-- MATERIAL SUPPLIED --
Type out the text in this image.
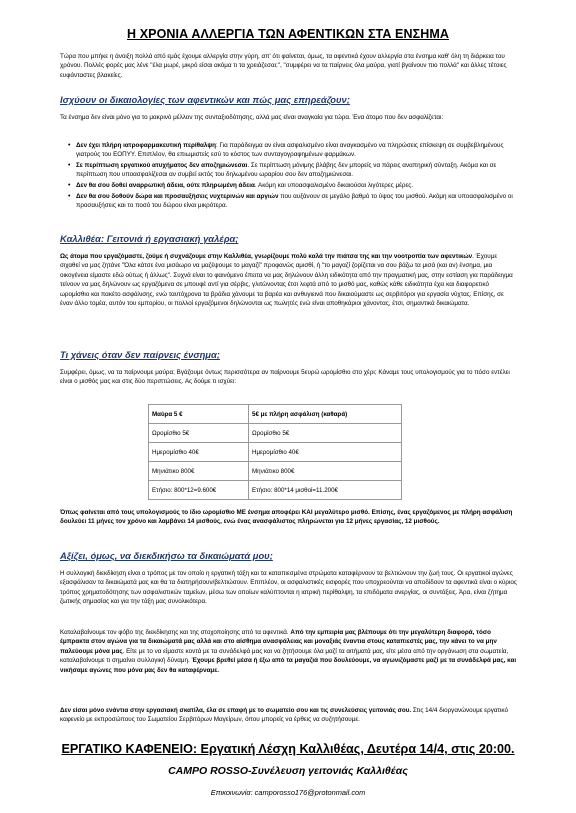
Η ΧΡΟΝΙΑ ΑΛΛΕΡΓΙΑ ΤΩΝ ΑΦΕΝΤΙΚΩΝ ΣΤΑ ΕΝΣΗΜΑ

Τώρα που μπήκε η άνοιξη πολλά από εμάς έχουμε αλλεργία στην γύρη, απ' ότι φαίνεται, όμως, τα αφεντικά έχουν αλλεργία στα ένσημα καθ' όλη τη διάρκεια του χρόνου. Πολλές φορές μας λένε "έλα μωρέ, μικρό είσαι ακόμα τι τα χρειάζεσαι;", "συμφέρει να τα παίρνεις όλα μαύρα, γιατί βγαίνουν πιο πολλά" και άλλες τέτοιες ευφάνταστες βλακείες.

Ισχύουν οι δικαιολογίες των αφεντικών και πώς μας επηρεάζουν;

Τα ένσημα δεν είναι μόνο για το μακρινό μέλλον της συνταξιοδότησης, αλλά μας είναι αναγκαία για τώρα. Ένα άτομο που δεν ασφαλίζεται:

• Δεν έχει πλήρη ιατροφαρμακευτική περίθαλψη: Για παράδειγμα αν είναι ασφαλισμένο είναι αναγκασμένο να πληρώσεις επίσκεψη σε συμβεβλημένους γιατρούς του ΕΟΠΥΥ. Επιπλέον, θα επιωμιστείς εσύ το κόστος των συνταγογραφημένων φαρμάκων.
• Σε περίπτωση εργατικού ατυχήματος δεν αποζημιώνεσαι. Σε περίπτωση μόνιμης βλάβης δεν μπορείς να πάρεις αναπηρική σύνταξη. Ακόμα και σε περίπτωση που υποασφαλίζεσαι αν συμβεί εκτός του δηλωμένου ωραρίου σου δεν αποζημιώνεσαι.
• Δεν θα σου δοθεί αναρρωτική άδεια, ούτε πληρωμένη άδεια. Ακόμη και υποασφαλισμένο δικαιούσαι λιγότερες μέρες.
• Δεν θα σου δοθούν δώρα και προσαυξήσεις νυχτερινών και αργιών που αυξάνουν σε μεγάλο βαθμό το ύψος του μισθού. Ακόμη και υποασφαλισμένο οι προσαυξήσεις και το ποσό του δώρου είναι μικρότερα.
Καλλιθέα: Γειτονιά ή εργασιακή γαλέρα;

Ως άτομα που εργαζόμαστε, ζούμε ή συχνάζουμε στην Καλλιθέα, γνωρίζουμε πολύ καλά την πιάτσα της και την νοοτροπία των αφεντικών. Έχουμε σιχαθεί να μας ζητάνε "Όλα κάτσε ένα μισάωρο να μαζέψουμε το μαγαζί" προφανώς αμισθί, ή "το μαγαζί ζορίζεται να σου βάζω τα μισά (και αν) ένσημα, μια οικογένεια είμαστε εδώ ούτως ή άλλως". Συχνά είναι το φαινόμενο έπειτα να μας δηλώνουν άλλη ειδικότητα από την πραγματική μας, στην εστίαση για παράδειγμα τείνουν να μας δηλώνουν ως εργαζόμενα σε μπουφέ αντί για σέρβις, γλιτώνοντας έτσι λεφτά από το μισθό μας, καθώς κάθε ειδικότητα έχει και διαφορετικό ωρομίσθιο και πακέτο ασφάλισης, ενώ ταυτόχρονα τα βράδια χάνουμε τα βαρέα και ανθυγιεινά που δικαιούμαστε ως σερβιτόροι για εργασία νύχτας. Επίσης, σε έναν άλλο τομέα, αυτόν του εμπορίου, οι πολλοί εργαζόμενοι δηλώνονται ως πωλητές ενώ είναι αποθηκάριοι χάνοντας, έτσι, σημαντικά δικαιώματα.

Τι χάνεις όταν δεν παίρνεις ένσημα;

Συμφέρει, όμως, να τα παίρνουμε μαύρα; Βγάζουμε όντως περισσότερα αν παίρνουμε 5ευρώ ωρομίσθιο στο χέρι; Κάναμε τους υπολογισμούς για το πόσο εντέλει είναι ο μισθός μας και στις δύο περιπτώσεις. Ας δούμε τι ισχύει:

Μαύρα 5 €	5€ με πλήρη ασφάλιση (καθαρά)
Ωρομίσθιο 5€	Ωρομίσθιο 5€
Ημερομίσθιο 40€	Ημερομίσθιο 40€
Μηνιάτικο 800€	Μηνιάτικο 800€
Ετήσιο: 800*12=9.600€	Ετήσιο: 800*14 μισθοί=11.200€

Όπως φαίνεται από τους υπολογισμούς το ίδιο ωρομίσθιο ΜΕ ένσημα αποφέρει ΚΑΙ μεγαλύτερο μισθό. Επίσης, ένας εργαζόμενος με πλήρη ασφάλιση δουλεύει 11 μήνες τον χρόνο και λαμβάνει 14 μισθούς, ενώ ένας ανασφάλιστος πληρώνεται για 12 μήνες εργασίας, 12 μισθούς.

Αξίζει, όμως, να διεκδικήσω τα δικαιώματά μου;

Η συλλογική διεκδίκηση είναι ο τρόπος με τον οποίο η εργατική τάξη και τα καταπιεσμένα στρώματα καταφέρνουν τα βελτιώνουν την ζωή τους. Οι εργατικοί αγώνες εξασφάλισαν τα δικαιώματά μας και θα τα διατηρήσουν/βελτιώσουν. Επιπλέον, οι ασφαλιστικές εισφορές που υποχρεούνται να αποδίδουν τα αφεντικά είναι ο κύριος τρόπος χρηματοδότησης των ασφαλιστικών ταμείων, μέσω των οποίων καλύπτονται η ιατρική περίθαλψη, τα επιδόματα ανεργίας, οι συντάξεις. Άρα, είναι ζήτημα ζωτικής σημασίας και για την τάξη μας συνολικότερα.

Καταλαβαίνουμε τον φόβο της διεκδίκησης και της στοχοποίησης από τα αφεντικά. Από την εμπειρία μας βλέπουμε ότι την μεγαλύτερη διαφορά, τόσο έμπρακτα στον αγώνα για τα δικαιώματά μας αλλά και στο αίσθημα ανασφάλειας και μοναξιάς έναντια στους καταπιεστές μας, την κάνει το να μην παλεύουμε μόνα μας. Είτε με το να είμαστε κοντά με τα συνάδελφά μας και να ζητήσουμε όλα μαζί τα αιτήματά μας, είτε μέσα από την οργάνωση στα σωματεία, καταλαβαίνουμε τι σημαίνει συλλογική δύναμη. Έχουμε βρεθεί μέσα ή έξω από τα μαγαζιά που δουλεύουμε, να αγωνιζόμαστε μαζί με τα συνάδελφά μας, και νικήσαμε αγώνες που μόνα μας δεν θα καταφέρναμε.

Δεν είσαι μόνο ενάντια στην εργασιακή σκατίλα, έλα σε επαφή με το σωματείο σου και τις συνελεύσεις γειτονιάς σου. Στις 14/4 διοργανώνουμε εργατικό καφενείο με εκπροσώπους του Σωματείου Σερβιτόρων Μαγείρων, όπου μπορείς να έρθεις να συζητήσουμε.

ΕΡΓΑΤΙΚΟ ΚΑΦΕΝΕΙΟ: Εργατική Λέσχη Καλλιθέας, Δευτέρα 14/4, στις 20:00.
CAMPO ROSSO-Συνέλευση γειτονιάς Καλλιθέας
Επικοινωνία: camporosso176@protonmail.com
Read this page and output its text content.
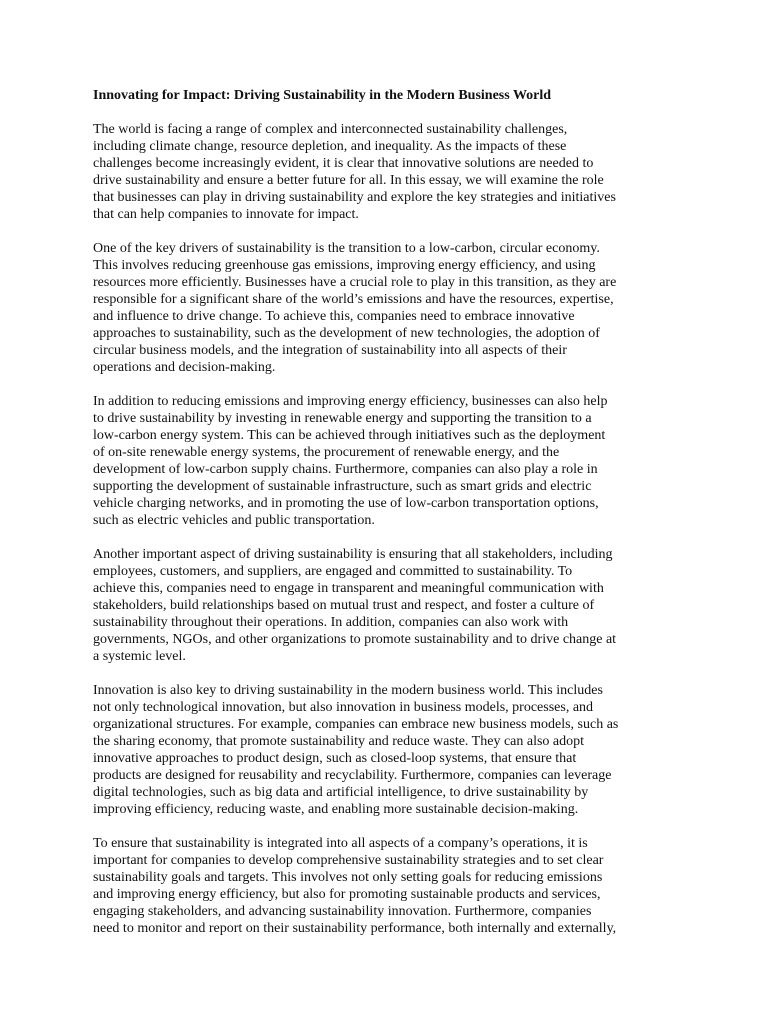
Innovating for Impact: Driving Sustainability in the Modern Business World
The world is facing a range of complex and interconnected sustainability challenges,
including climate change, resource depletion, and inequality. As the impacts of these
challenges become increasingly evident, it is clear that innovative solutions are needed to
drive sustainability and ensure a better future for all. In this essay, we will examine the role
that businesses can play in driving sustainability and explore the key strategies and initiatives
that can help companies to innovate for impact.
One of the key drivers of sustainability is the transition to a low-carbon, circular economy.
This involves reducing greenhouse gas emissions, improving energy efficiency, and using
resources more efficiently. Businesses have a crucial role to play in this transition, as they are
responsible for a significant share of the world’s emissions and have the resources, expertise,
and influence to drive change. To achieve this, companies need to embrace innovative
approaches to sustainability, such as the development of new technologies, the adoption of
circular business models, and the integration of sustainability into all aspects of their
operations and decision-making.
In addition to reducing emissions and improving energy efficiency, businesses can also help
to drive sustainability by investing in renewable energy and supporting the transition to a
low-carbon energy system. This can be achieved through initiatives such as the deployment
of on-site renewable energy systems, the procurement of renewable energy, and the
development of low-carbon supply chains. Furthermore, companies can also play a role in
supporting the development of sustainable infrastructure, such as smart grids and electric
vehicle charging networks, and in promoting the use of low-carbon transportation options,
such as electric vehicles and public transportation.
Another important aspect of driving sustainability is ensuring that all stakeholders, including
employees, customers, and suppliers, are engaged and committed to sustainability. To
achieve this, companies need to engage in transparent and meaningful communication with
stakeholders, build relationships based on mutual trust and respect, and foster a culture of
sustainability throughout their operations. In addition, companies can also work with
governments, NGOs, and other organizations to promote sustainability and to drive change at
a systemic level.
Innovation is also key to driving sustainability in the modern business world. This includes
not only technological innovation, but also innovation in business models, processes, and
organizational structures. For example, companies can embrace new business models, such as
the sharing economy, that promote sustainability and reduce waste. They can also adopt
innovative approaches to product design, such as closed-loop systems, that ensure that
products are designed for reusability and recyclability. Furthermore, companies can leverage
digital technologies, such as big data and artificial intelligence, to drive sustainability by
improving efficiency, reducing waste, and enabling more sustainable decision-making.
To ensure that sustainability is integrated into all aspects of a company’s operations, it is
important for companies to develop comprehensive sustainability strategies and to set clear
sustainability goals and targets. This involves not only setting goals for reducing emissions
and improving energy efficiency, but also for promoting sustainable products and services,
engaging stakeholders, and advancing sustainability innovation. Furthermore, companies
need to monitor and report on their sustainability performance, both internally and externally,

-- OBJECTIVE --
Give the number of lines in the records that contain the string "υπολογισμούς", and nothing besides.

-- WRITTEN REPLY --
2